'''

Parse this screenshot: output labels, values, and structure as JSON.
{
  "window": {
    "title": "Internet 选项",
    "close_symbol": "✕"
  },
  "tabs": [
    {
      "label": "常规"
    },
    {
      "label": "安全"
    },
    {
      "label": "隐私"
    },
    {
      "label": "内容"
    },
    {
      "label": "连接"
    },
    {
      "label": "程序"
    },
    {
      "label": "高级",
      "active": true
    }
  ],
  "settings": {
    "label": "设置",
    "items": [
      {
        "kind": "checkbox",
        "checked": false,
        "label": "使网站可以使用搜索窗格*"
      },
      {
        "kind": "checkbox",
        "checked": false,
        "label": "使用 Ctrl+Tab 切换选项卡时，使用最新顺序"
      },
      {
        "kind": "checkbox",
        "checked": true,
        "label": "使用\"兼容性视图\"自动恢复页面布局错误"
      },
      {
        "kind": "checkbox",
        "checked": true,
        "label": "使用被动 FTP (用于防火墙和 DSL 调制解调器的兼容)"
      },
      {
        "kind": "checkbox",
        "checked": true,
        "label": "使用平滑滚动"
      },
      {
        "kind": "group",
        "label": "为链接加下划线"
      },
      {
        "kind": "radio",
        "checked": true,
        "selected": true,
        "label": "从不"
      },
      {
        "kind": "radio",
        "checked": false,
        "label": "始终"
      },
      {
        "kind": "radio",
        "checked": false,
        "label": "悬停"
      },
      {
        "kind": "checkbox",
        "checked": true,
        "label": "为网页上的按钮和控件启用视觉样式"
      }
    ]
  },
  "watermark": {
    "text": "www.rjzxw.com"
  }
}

'''

» **Work to do**:
Restate the whole listing exactly, leaving out nothing.

» **Solution**:
Parse this screenshot: output labels, values, and structure as JSON.
{
  "window": {
    "title": "Internet 选项",
    "close_symbol": "✕"
  },
  "tabs": [
    {
      "label": "常规"
    },
    {
      "label": "安全"
    },
    {
      "label": "隐私"
    },
    {
      "label": "内容"
    },
    {
      "label": "连接"
    },
    {
      "label": "程序"
    },
    {
      "label": "高级",
      "active": true
    }
  ],
  "settings": {
    "label": "设置",
    "items": [
      {
        "kind": "checkbox",
        "checked": false,
        "label": "使网站可以使用搜索窗格*"
      },
      {
        "kind": "checkbox",
        "checked": false,
        "label": "使用 Ctrl+Tab 切换选项卡时，使用最新顺序"
      },
      {
        "kind": "checkbox",
        "checked": true,
        "label": "使用\"兼容性视图\"自动恢复页面布局错误"
      },
      {
        "kind": "checkbox",
        "checked": true,
        "label": "使用被动 FTP (用于防火墙和 DSL 调制解调器的兼容)"
      },
      {
        "kind": "checkbox",
        "checked": true,
        "label": "使用平滑滚动"
      },
      {
        "kind": "group",
        "label": "为链接加下划线"
      },
      {
        "kind": "radio",
        "checked": true,
        "selected": true,
        "label": "从不"
      },
      {
        "kind": "radio",
        "checked": false,
        "label": "始终"
      },
      {
        "kind": "radio",
        "checked": false,
        "label": "悬停"
      },
      {
        "kind": "checkbox",
        "checked": true,
        "label": "为网页上的按钮和控件启用视觉样式"
      }
    ]
  },
  "watermark": {
    "text": "www.rjzxw.com"
  }
}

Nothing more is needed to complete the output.